**What is needed:** Transcribe all of the material exactly.

**Task inputs:**
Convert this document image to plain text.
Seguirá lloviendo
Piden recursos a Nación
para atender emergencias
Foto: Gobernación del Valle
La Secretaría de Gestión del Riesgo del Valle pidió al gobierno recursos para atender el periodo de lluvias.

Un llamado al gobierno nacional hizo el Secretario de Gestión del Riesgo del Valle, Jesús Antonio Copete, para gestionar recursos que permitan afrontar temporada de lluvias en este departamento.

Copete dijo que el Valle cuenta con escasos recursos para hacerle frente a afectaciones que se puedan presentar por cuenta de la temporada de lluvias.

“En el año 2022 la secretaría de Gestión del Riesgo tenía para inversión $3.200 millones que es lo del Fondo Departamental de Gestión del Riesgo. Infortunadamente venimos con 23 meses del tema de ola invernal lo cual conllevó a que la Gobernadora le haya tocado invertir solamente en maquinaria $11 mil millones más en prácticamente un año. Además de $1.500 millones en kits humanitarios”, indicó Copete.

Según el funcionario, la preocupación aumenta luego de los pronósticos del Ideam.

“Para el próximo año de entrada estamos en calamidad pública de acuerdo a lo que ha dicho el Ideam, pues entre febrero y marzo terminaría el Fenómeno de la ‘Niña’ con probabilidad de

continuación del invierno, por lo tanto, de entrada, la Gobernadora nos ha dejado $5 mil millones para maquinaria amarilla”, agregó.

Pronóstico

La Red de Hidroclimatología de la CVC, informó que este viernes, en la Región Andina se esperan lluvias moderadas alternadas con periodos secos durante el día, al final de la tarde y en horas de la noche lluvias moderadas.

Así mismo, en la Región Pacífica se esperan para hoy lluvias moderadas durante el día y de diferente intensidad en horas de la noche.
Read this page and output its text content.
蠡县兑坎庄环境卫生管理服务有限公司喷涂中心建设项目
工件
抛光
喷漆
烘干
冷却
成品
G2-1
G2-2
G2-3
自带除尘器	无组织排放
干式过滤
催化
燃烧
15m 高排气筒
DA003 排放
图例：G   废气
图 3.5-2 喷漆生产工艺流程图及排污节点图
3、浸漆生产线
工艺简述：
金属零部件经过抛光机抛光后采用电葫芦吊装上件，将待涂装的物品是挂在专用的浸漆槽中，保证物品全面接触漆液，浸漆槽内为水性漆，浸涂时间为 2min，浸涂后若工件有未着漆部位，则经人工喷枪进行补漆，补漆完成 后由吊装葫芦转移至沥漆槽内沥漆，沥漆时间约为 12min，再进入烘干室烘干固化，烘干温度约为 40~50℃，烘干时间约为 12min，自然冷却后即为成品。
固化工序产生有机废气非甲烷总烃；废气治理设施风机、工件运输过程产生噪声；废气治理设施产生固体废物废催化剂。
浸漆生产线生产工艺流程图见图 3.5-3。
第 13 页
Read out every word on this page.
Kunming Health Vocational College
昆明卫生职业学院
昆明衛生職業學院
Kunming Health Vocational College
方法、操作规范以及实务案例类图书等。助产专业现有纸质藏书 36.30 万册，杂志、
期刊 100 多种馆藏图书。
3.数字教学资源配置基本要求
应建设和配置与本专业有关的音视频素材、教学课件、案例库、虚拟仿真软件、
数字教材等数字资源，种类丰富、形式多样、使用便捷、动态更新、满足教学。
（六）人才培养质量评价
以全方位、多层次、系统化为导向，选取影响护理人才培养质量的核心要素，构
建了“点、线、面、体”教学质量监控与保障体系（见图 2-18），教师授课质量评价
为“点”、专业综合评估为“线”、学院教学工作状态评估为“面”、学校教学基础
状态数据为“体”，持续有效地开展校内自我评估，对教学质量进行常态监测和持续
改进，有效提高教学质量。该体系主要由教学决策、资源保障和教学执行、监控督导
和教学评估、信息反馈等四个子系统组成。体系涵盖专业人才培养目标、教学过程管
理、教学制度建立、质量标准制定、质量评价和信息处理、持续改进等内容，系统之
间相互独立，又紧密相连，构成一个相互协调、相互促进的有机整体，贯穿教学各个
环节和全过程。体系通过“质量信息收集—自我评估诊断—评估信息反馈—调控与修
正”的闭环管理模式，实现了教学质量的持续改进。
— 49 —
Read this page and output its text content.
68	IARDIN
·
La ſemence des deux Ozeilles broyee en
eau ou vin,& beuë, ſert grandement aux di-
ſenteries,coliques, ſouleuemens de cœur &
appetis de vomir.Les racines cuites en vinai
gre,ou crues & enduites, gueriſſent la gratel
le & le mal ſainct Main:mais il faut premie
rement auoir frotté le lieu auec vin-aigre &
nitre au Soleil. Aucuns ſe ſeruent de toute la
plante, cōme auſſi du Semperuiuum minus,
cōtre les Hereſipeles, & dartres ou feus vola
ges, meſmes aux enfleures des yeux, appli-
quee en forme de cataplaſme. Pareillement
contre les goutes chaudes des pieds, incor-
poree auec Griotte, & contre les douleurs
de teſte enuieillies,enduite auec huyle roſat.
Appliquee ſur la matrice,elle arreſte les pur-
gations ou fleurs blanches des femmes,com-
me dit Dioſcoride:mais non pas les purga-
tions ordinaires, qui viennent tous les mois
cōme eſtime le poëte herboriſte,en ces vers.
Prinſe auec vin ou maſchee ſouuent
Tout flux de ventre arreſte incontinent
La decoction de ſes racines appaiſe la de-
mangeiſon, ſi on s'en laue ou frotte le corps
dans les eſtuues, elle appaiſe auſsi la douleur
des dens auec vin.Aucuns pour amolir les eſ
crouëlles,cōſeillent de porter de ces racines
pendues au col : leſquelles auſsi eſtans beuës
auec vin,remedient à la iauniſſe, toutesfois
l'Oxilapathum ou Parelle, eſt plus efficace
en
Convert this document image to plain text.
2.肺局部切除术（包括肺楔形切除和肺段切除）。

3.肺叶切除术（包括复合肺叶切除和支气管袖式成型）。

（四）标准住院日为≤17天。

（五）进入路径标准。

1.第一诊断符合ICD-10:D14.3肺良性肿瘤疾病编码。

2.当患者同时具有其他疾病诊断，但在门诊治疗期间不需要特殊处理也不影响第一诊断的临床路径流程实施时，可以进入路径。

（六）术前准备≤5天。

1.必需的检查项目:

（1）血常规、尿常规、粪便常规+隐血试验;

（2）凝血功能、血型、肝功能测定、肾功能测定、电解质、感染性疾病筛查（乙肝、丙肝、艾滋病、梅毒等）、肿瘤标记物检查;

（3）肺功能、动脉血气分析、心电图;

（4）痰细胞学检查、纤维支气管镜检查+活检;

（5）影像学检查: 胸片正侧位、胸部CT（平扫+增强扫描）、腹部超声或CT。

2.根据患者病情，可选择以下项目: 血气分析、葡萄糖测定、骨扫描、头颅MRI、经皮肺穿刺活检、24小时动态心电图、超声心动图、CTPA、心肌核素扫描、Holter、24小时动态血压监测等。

**Full answer:**
Convert this document image to plain text.
Seguirá lloviendo
Piden recursos a Nación
para atender emergencias
Foto: Gobernación del Valle
La Secretaría de Gestión del Riesgo del Valle pidió al gobierno recursos para atender el periodo de lluvias.

Un llamado al gobierno nacional hizo el Secretario de Gestión del Riesgo del Valle, Jesús Antonio Copete, para gestionar recursos que permitan afrontar temporada de lluvias en este departamento.

Copete dijo que el Valle cuenta con escasos recursos para hacerle frente a afectaciones que se puedan presentar por cuenta de la temporada de lluvias.

“En el año 2022 la secretaría de Gestión del Riesgo tenía para inversión $3.200 millones que es lo del Fondo Departamental de Gestión del Riesgo. Infortunadamente venimos con 23 meses del tema de ola invernal lo cual conllevó a que la Gobernadora le haya tocado invertir solamente en maquinaria $11 mil millones más en prácticamente un año. Además de $1.500 millones en kits humanitarios”, indicó Copete.

Según el funcionario, la preocupación aumenta luego de los pronósticos del Ideam.

“Para el próximo año de entrada estamos en calamidad pública de acuerdo a lo que ha dicho el Ideam, pues entre febrero y marzo terminaría el Fenómeno de la ‘Niña’ con probabilidad de

continuación del invierno, por lo tanto, de entrada, la Gobernadora nos ha dejado $5 mil millones para maquinaria amarilla”, agregó.

Pronóstico

La Red de Hidroclimatología de la CVC, informó que este viernes, en la Región Andina se esperan lluvias moderadas alternadas con periodos secos durante el día, al final de la tarde y en horas de la noche lluvias moderadas.

Así mismo, en la Región Pacífica se esperan para hoy lluvias moderadas durante el día y de diferente intensidad en horas de la noche.
Read this page and output its text content.
蠡县兑坎庄环境卫生管理服务有限公司喷涂中心建设项目
工件
抛光
喷漆
烘干
冷却
成品
G2-1
G2-2
G2-3
自带除尘器	无组织排放
干式过滤
催化
燃烧
15m 高排气筒
DA003 排放
图例：G   废气
图 3.5-2 喷漆生产工艺流程图及排污节点图
3、浸漆生产线
工艺简述：
金属零部件经过抛光机抛光后采用电葫芦吊装上件，将待涂装的物品是挂在专用的浸漆槽中，保证物品全面接触漆液，浸漆槽内为水性漆，浸涂时间为 2min，浸涂后若工件有未着漆部位，则经人工喷枪进行补漆，补漆完成 后由吊装葫芦转移至沥漆槽内沥漆，沥漆时间约为 12min，再进入烘干室烘干固化，烘干温度约为 40~50℃，烘干时间约为 12min，自然冷却后即为成品。
固化工序产生有机废气非甲烷总烃；废气治理设施风机、工件运输过程产生噪声；废气治理设施产生固体废物废催化剂。
浸漆生产线生产工艺流程图见图 3.5-3。
第 13 页
Read out every word on this page.
Kunming Health Vocational College
昆明卫生职业学院
昆明衛生職業學院
Kunming Health Vocational College
方法、操作规范以及实务案例类图书等。助产专业现有纸质藏书 36.30 万册，杂志、
期刊 100 多种馆藏图书。
3.数字教学资源配置基本要求
应建设和配置与本专业有关的音视频素材、教学课件、案例库、虚拟仿真软件、
数字教材等数字资源，种类丰富、形式多样、使用便捷、动态更新、满足教学。
（六）人才培养质量评价
以全方位、多层次、系统化为导向，选取影响护理人才培养质量的核心要素，构
建了“点、线、面、体”教学质量监控与保障体系（见图 2-18），教师授课质量评价
为“点”、专业综合评估为“线”、学院教学工作状态评估为“面”、学校教学基础
状态数据为“体”，持续有效地开展校内自我评估，对教学质量进行常态监测和持续
改进，有效提高教学质量。该体系主要由教学决策、资源保障和教学执行、监控督导
和教学评估、信息反馈等四个子系统组成。体系涵盖专业人才培养目标、教学过程管
理、教学制度建立、质量标准制定、质量评价和信息处理、持续改进等内容，系统之
间相互独立，又紧密相连，构成一个相互协调、相互促进的有机整体，贯穿教学各个
环节和全过程。体系通过“质量信息收集—自我评估诊断—评估信息反馈—调控与修
正”的闭环管理模式，实现了教学质量的持续改进。
— 49 —
Read this page and output its text content.
68	IARDIN
·
La ſemence des deux Ozeilles broyee en
eau ou vin,& beuë, ſert grandement aux di-
ſenteries,coliques, ſouleuemens de cœur &
appetis de vomir.Les racines cuites en vinai
gre,ou crues & enduites, gueriſſent la gratel
le & le mal ſainct Main:mais il faut premie
rement auoir frotté le lieu auec vin-aigre &
nitre au Soleil. Aucuns ſe ſeruent de toute la
plante, cōme auſſi du Semperuiuum minus,
cōtre les Hereſipeles, & dartres ou feus vola
ges, meſmes aux enfleures des yeux, appli-
quee en forme de cataplaſme. Pareillement
contre les goutes chaudes des pieds, incor-
poree auec Griotte, & contre les douleurs
de teſte enuieillies,enduite auec huyle roſat.
Appliquee ſur la matrice,elle arreſte les pur-
gations ou fleurs blanches des femmes,com-
me dit Dioſcoride:mais non pas les purga-
tions ordinaires, qui viennent tous les mois
cōme eſtime le poëte herboriſte,en ces vers.
Prinſe auec vin ou maſchee ſouuent
Tout flux de ventre arreſte incontinent
La decoction de ſes racines appaiſe la de-
mangeiſon, ſi on s'en laue ou frotte le corps
dans les eſtuues, elle appaiſe auſsi la douleur
des dens auec vin.Aucuns pour amolir les eſ
crouëlles,cōſeillent de porter de ces racines
pendues au col : leſquelles auſsi eſtans beuës
auec vin,remedient à la iauniſſe, toutesfois
l'Oxilapathum ou Parelle, eſt plus efficace
en
Convert this document image to plain text.
2.肺局部切除术（包括肺楔形切除和肺段切除）。

3.肺叶切除术（包括复合肺叶切除和支气管袖式成型）。

（四）标准住院日为≤17天。

（五）进入路径标准。

1.第一诊断符合ICD-10:D14.3肺良性肿瘤疾病编码。

2.当患者同时具有其他疾病诊断，但在门诊治疗期间不需要特殊处理也不影响第一诊断的临床路径流程实施时，可以进入路径。

（六）术前准备≤5天。

1.必需的检查项目:

（1）血常规、尿常规、粪便常规+隐血试验;

（2）凝血功能、血型、肝功能测定、肾功能测定、电解质、感染性疾病筛查（乙肝、丙肝、艾滋病、梅毒等）、肿瘤标记物检查;

（3）肺功能、动脉血气分析、心电图;

（4）痰细胞学检查、纤维支气管镜检查+活检;

（5）影像学检查: 胸片正侧位、胸部CT（平扫+增强扫描）、腹部超声或CT。

2.根据患者病情，可选择以下项目: 血气分析、葡萄糖测定、骨扫描、头颅MRI、经皮肺穿刺活检、24小时动态心电图、超声心动图、CTPA、心肌核素扫描、Holter、24小时动态血压监测等。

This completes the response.